→ **Given problem**
Copy every line of the following data that includes the string "name".

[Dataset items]
◆ ◆ ◆ ◆ ◆ ◆ ◆

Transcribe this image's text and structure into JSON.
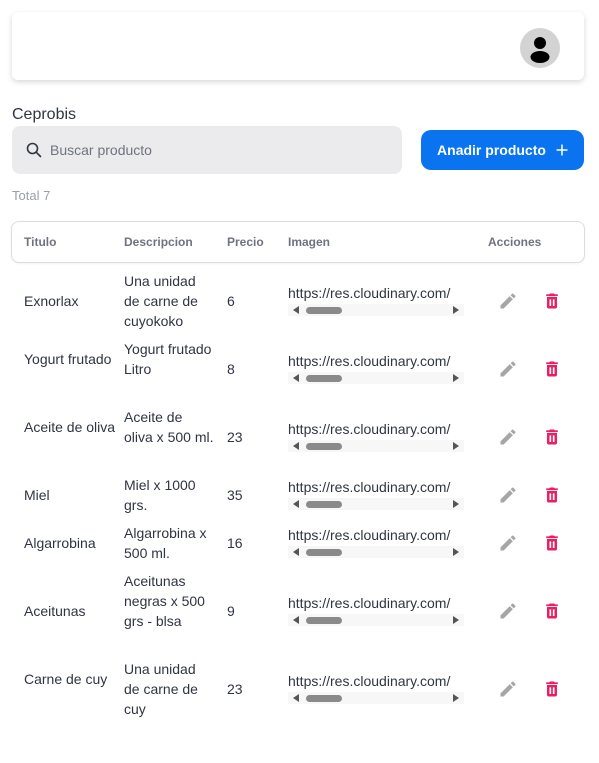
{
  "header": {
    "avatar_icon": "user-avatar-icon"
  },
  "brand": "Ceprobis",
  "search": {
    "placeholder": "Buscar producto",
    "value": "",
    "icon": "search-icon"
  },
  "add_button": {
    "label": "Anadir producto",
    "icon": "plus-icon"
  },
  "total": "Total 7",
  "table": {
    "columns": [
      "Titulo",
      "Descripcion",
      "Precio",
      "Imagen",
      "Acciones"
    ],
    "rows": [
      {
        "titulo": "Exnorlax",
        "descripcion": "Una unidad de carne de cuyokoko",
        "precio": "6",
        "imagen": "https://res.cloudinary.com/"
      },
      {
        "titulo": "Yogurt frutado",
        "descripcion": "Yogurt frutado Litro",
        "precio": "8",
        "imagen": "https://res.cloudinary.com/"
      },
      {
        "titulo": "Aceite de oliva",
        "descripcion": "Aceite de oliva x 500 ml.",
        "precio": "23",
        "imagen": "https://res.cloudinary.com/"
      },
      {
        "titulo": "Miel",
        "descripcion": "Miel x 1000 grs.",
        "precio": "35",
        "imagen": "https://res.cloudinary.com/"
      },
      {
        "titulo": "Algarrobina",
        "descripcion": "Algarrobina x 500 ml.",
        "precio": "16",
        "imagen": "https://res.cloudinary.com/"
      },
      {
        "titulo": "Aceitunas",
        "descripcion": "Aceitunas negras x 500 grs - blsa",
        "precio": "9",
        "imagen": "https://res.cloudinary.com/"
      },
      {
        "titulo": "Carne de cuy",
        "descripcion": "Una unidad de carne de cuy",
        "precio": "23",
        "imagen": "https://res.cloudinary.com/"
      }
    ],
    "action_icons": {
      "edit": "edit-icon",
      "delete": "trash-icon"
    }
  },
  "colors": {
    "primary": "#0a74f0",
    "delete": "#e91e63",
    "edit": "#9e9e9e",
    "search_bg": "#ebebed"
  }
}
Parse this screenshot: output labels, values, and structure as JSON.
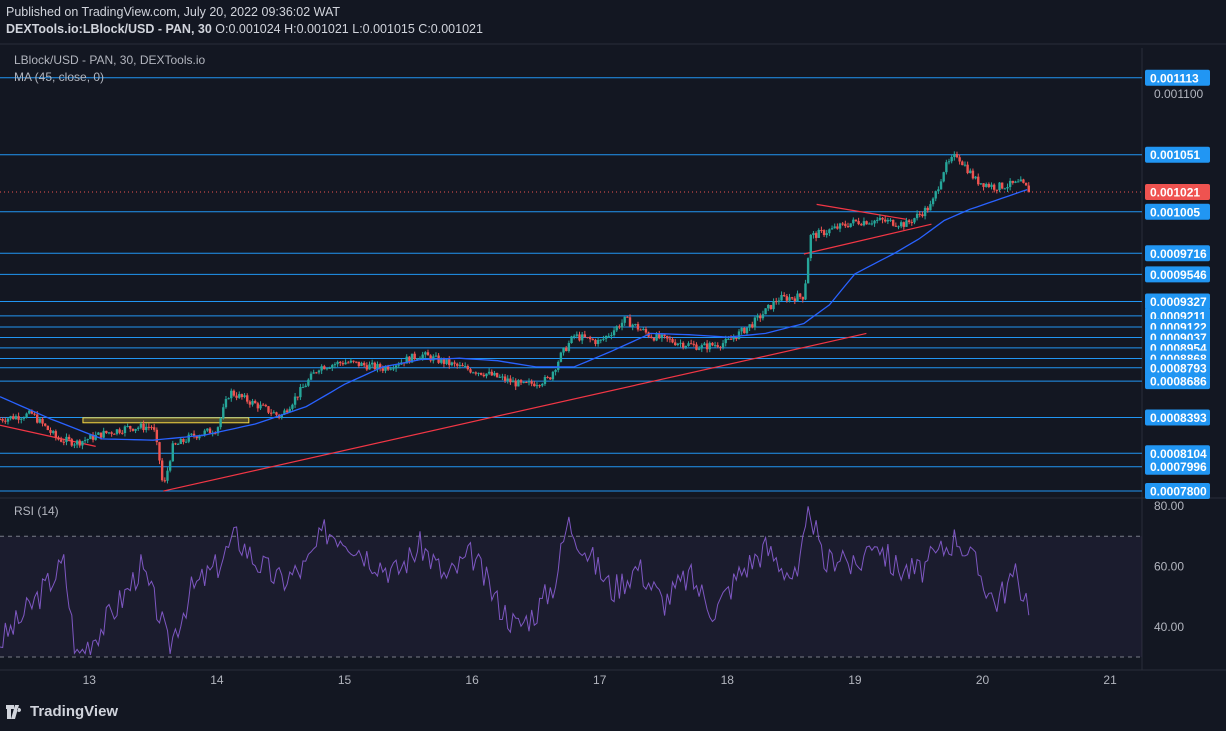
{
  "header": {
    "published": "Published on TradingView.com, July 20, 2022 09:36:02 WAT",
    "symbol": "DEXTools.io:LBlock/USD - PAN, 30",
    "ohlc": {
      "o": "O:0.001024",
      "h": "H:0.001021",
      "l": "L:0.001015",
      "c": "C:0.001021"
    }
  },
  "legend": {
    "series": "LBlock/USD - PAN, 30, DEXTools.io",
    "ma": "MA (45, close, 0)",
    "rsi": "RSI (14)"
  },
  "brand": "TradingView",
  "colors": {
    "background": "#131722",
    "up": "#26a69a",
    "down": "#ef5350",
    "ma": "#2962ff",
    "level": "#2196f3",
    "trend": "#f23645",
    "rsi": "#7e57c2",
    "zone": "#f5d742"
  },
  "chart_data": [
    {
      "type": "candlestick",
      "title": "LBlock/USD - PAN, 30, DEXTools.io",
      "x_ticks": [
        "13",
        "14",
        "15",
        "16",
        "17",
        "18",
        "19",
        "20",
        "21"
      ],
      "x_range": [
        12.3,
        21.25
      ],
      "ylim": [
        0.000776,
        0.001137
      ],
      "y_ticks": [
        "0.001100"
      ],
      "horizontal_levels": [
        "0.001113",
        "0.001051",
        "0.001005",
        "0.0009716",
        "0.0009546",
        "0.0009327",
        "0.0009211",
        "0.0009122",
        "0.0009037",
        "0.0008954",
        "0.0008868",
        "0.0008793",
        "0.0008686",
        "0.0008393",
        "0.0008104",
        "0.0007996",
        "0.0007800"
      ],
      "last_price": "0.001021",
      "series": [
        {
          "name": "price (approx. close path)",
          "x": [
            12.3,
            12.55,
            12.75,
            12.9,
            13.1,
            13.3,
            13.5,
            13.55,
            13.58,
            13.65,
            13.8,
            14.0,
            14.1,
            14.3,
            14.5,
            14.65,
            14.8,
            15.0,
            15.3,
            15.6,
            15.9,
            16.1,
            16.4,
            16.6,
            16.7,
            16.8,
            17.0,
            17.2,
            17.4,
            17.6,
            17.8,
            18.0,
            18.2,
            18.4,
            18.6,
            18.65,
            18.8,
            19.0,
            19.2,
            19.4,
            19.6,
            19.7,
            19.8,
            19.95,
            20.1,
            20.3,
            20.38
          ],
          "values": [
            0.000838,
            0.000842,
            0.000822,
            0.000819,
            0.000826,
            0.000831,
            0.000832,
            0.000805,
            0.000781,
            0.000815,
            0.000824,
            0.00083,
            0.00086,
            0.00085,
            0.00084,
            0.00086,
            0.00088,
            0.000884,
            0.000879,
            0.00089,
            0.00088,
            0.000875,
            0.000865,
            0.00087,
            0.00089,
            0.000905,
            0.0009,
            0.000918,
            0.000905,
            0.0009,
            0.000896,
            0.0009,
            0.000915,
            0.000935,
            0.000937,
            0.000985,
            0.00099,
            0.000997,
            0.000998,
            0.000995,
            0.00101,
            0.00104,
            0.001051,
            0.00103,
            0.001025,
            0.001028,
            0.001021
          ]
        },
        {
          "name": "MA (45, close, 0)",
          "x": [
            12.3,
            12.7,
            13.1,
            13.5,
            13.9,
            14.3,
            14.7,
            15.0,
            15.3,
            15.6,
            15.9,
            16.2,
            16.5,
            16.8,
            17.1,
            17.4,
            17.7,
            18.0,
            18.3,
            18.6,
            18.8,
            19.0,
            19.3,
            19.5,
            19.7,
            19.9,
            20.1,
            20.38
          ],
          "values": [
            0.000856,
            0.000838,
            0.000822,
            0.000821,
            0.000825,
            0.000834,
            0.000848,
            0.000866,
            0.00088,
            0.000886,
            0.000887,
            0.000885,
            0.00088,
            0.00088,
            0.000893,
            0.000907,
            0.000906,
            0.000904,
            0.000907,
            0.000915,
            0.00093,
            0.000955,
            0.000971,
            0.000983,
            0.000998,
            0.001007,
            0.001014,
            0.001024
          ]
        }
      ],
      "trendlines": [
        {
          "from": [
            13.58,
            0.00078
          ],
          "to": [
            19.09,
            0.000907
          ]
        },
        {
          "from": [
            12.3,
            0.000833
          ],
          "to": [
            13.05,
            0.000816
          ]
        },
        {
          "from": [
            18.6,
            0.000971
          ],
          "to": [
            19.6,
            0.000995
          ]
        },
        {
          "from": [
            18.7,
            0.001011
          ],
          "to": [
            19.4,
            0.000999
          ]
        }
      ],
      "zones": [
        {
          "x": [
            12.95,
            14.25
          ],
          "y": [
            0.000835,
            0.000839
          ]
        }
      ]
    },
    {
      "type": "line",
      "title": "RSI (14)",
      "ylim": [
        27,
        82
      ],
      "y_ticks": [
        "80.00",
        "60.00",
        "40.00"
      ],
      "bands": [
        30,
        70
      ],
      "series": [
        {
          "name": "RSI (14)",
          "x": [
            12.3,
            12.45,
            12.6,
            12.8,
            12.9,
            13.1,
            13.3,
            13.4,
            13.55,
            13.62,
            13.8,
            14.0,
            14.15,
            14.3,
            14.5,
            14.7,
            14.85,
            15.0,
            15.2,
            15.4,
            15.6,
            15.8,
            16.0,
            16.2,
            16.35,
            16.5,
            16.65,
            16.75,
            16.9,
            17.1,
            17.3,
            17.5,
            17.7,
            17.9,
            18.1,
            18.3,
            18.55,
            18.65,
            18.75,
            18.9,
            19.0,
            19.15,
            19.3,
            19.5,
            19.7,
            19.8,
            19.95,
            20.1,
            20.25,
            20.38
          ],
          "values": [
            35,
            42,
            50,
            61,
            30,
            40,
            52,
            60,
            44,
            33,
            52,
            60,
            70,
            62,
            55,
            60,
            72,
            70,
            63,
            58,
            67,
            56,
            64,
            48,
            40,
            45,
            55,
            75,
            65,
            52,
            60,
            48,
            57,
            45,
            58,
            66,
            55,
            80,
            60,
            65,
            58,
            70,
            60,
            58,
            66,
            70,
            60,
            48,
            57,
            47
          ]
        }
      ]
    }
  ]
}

◆ ◆ ◆ ◆ ◆ ◆ ◆

→ **Task solution**
          "name": "price (approx. close path)",
          "name": "MA (45, close, 0)",
          "name": "RSI (14)",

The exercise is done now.